• [Supplied entries]:
-- Begin --

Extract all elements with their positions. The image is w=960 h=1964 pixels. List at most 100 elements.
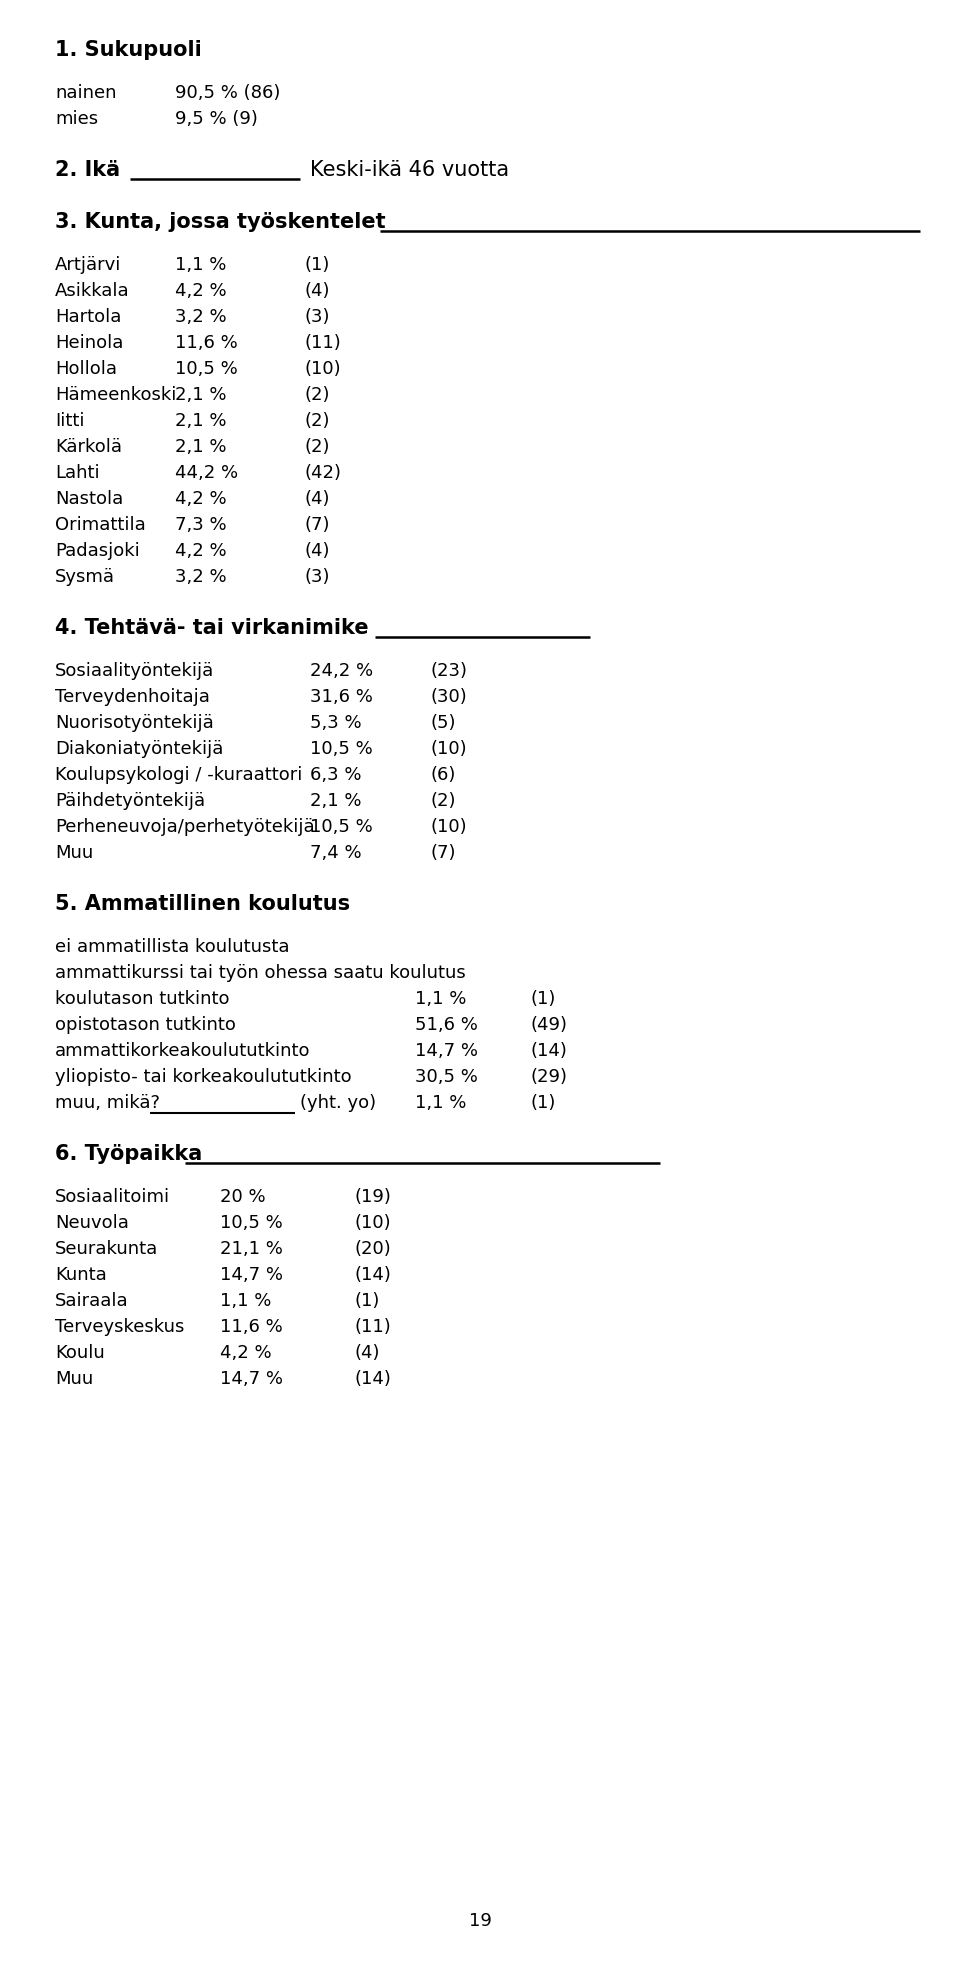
Text: (49): (49) [530,1015,567,1033]
Text: ammattikurssi tai työn ohessa saatu koulutus: ammattikurssi tai työn ohessa saatu koul… [55,964,466,982]
Text: 31,6 %: 31,6 % [310,687,372,705]
Text: (14): (14) [355,1369,392,1387]
Text: (42): (42) [305,464,342,481]
Text: 5. Ammatillinen koulutus: 5. Ammatillinen koulutus [55,894,350,913]
Text: yliopisto- tai korkeakoulututkinto: yliopisto- tai korkeakoulututkinto [55,1068,351,1086]
Text: (yht. yo): (yht. yo) [300,1094,376,1112]
Text: 10,5 %: 10,5 % [310,740,372,758]
Text: (23): (23) [430,662,467,680]
Text: 7,3 %: 7,3 % [175,517,227,534]
Text: (5): (5) [430,713,455,733]
Text: Terveydenhoitaja: Terveydenhoitaja [55,687,210,705]
Text: (10): (10) [305,359,342,377]
Text: 24,2 %: 24,2 % [310,662,373,680]
Text: 2,1 %: 2,1 % [310,791,362,809]
Text: Padasjoki: Padasjoki [55,542,140,560]
Text: 6,3 %: 6,3 % [310,766,362,784]
Text: (30): (30) [430,687,467,705]
Text: 2. Ikä: 2. Ikä [55,159,120,181]
Text: Sairaala: Sairaala [55,1292,129,1310]
Text: Lahti: Lahti [55,464,100,481]
Text: Hollola: Hollola [55,359,117,377]
Text: 1. Sukupuoli: 1. Sukupuoli [55,39,202,61]
Text: Neuvola: Neuvola [55,1214,129,1231]
Text: (20): (20) [355,1239,392,1257]
Text: (1): (1) [530,990,556,1008]
Text: (3): (3) [305,308,330,326]
Text: 20 %: 20 % [220,1188,266,1206]
Text: Koulupsykologi / -kuraattori: Koulupsykologi / -kuraattori [55,766,302,784]
Text: 4,2 %: 4,2 % [175,489,227,509]
Text: 10,5 %: 10,5 % [175,359,238,377]
Text: (10): (10) [430,740,467,758]
Text: (11): (11) [305,334,342,352]
Text: ei ammatillista koulutusta: ei ammatillista koulutusta [55,937,290,956]
Text: (11): (11) [355,1318,392,1336]
Text: Terveyskeskus: Terveyskeskus [55,1318,184,1336]
Text: 44,2 %: 44,2 % [175,464,238,481]
Text: Kärkolä: Kärkolä [55,438,122,456]
Text: (7): (7) [305,517,330,534]
Text: 9,5 % (9): 9,5 % (9) [175,110,258,128]
Text: 7,4 %: 7,4 % [310,845,362,862]
Text: 2,1 %: 2,1 % [175,438,227,456]
Text: (6): (6) [430,766,455,784]
Text: (4): (4) [305,489,330,509]
Text: 90,5 % (86): 90,5 % (86) [175,84,280,102]
Text: (29): (29) [530,1068,567,1086]
Text: opistotason tutkinto: opistotason tutkinto [55,1015,236,1033]
Text: (2): (2) [305,412,330,430]
Text: muu, mikä?: muu, mikä? [55,1094,160,1112]
Text: Hämeenkoski: Hämeenkoski [55,385,177,405]
Text: (14): (14) [355,1265,392,1282]
Text: (7): (7) [430,845,455,862]
Text: 1,1 %: 1,1 % [175,255,227,273]
Text: Orimattila: Orimattila [55,517,146,534]
Text: Asikkala: Asikkala [55,283,130,300]
Text: 4,2 %: 4,2 % [175,283,227,300]
Text: Kunta: Kunta [55,1265,107,1282]
Text: Perheneuvoja/perhetyötekijä: Perheneuvoja/perhetyötekijä [55,817,315,835]
Text: Nastola: Nastola [55,489,123,509]
Text: mies: mies [55,110,98,128]
Text: (1): (1) [355,1292,380,1310]
Text: 10,5 %: 10,5 % [310,817,372,835]
Text: Muu: Muu [55,845,93,862]
Text: 30,5 %: 30,5 % [415,1068,478,1086]
Text: 14,7 %: 14,7 % [220,1369,283,1387]
Text: 1,1 %: 1,1 % [415,1094,467,1112]
Text: (19): (19) [355,1188,392,1206]
Text: 14,7 %: 14,7 % [415,1041,478,1059]
Text: (14): (14) [530,1041,566,1059]
Text: 3. Kunta, jossa työskentelet: 3. Kunta, jossa työskentelet [55,212,386,232]
Text: 3,2 %: 3,2 % [175,568,227,585]
Text: 4. Tehtävä- tai virkanimike: 4. Tehtävä- tai virkanimike [55,619,369,638]
Text: Keski-ikä 46 vuotta: Keski-ikä 46 vuotta [310,159,509,181]
Text: 19: 19 [468,1911,492,1929]
Text: Heinola: Heinola [55,334,124,352]
Text: koulutason tutkinto: koulutason tutkinto [55,990,229,1008]
Text: (4): (4) [355,1343,380,1361]
Text: 21,1 %: 21,1 % [220,1239,283,1257]
Text: Muu: Muu [55,1369,93,1387]
Text: (10): (10) [430,817,467,835]
Text: (2): (2) [430,791,455,809]
Text: ammattikorkeakoulututkinto: ammattikorkeakoulututkinto [55,1041,310,1059]
Text: nainen: nainen [55,84,116,102]
Text: Koulu: Koulu [55,1343,105,1361]
Text: (1): (1) [305,255,330,273]
Text: 6. Työpaikka: 6. Työpaikka [55,1143,203,1163]
Text: Sosiaalityöntekijä: Sosiaalityöntekijä [55,662,214,680]
Text: 11,6 %: 11,6 % [175,334,238,352]
Text: Diakoniatyöntekijä: Diakoniatyöntekijä [55,740,224,758]
Text: Nuorisotyöntekijä: Nuorisotyöntekijä [55,713,214,733]
Text: Iitti: Iitti [55,412,84,430]
Text: 51,6 %: 51,6 % [415,1015,478,1033]
Text: 4,2 %: 4,2 % [175,542,227,560]
Text: (2): (2) [305,385,330,405]
Text: (2): (2) [305,438,330,456]
Text: Päihdetyöntekijä: Päihdetyöntekijä [55,791,205,809]
Text: Artjärvi: Artjärvi [55,255,121,273]
Text: Sosiaalitoimi: Sosiaalitoimi [55,1188,170,1206]
Text: Seurakunta: Seurakunta [55,1239,158,1257]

-- End --

Starting at the line that contains "Text: (49): (49) [530,1015,567,1033]" and ending at the line that contains "Text: (30): (30) [430,687,467,705]", put the lines of the records above into a JSON list of strings, one string per line and no blank lines.

• [Response below]:
[
  "Text: (49): (49) [530,1015,567,1033]",
  "Text: ammattikurssi tai työn ohessa saatu koulutus: ammattikurssi tai työn ohessa saatu koul… [55,964,466,982]",
  "Text: 31,6 %: 31,6 % [310,687,372,705]",
  "Text: (14): (14) [355,1369,392,1387]",
  "Text: (42): (42) [305,464,342,481]",
  "Text: 5. Ammatillinen koulutus: 5. Ammatillinen koulutus [55,894,350,913]",
  "Text: yliopisto- tai korkeakoulututkinto: yliopisto- tai korkeakoulututkinto [55,1068,351,1086]",
  "Text: (yht. yo): (yht. yo) [300,1094,376,1112]",
  "Text: 10,5 %: 10,5 % [310,740,372,758]",
  "Text: (23): (23) [430,662,467,680]",
  "Text: 7,3 %: 7,3 % [175,517,227,534]",
  "Text: (5): (5) [430,713,455,733]",
  "Text: Terveydenhoitaja: Terveydenhoitaja [55,687,210,705]",
  "Text: (10): (10) [305,359,342,377]",
  "Text: 24,2 %: 24,2 % [310,662,373,680]",
  "Text: 2,1 %: 2,1 % [310,791,362,809]",
  "Text: Padasjoki: Padasjoki [55,542,140,560]",
  "Text: 6,3 %: 6,3 % [310,766,362,784]",
  "Text: (30): (30) [430,687,467,705]"
]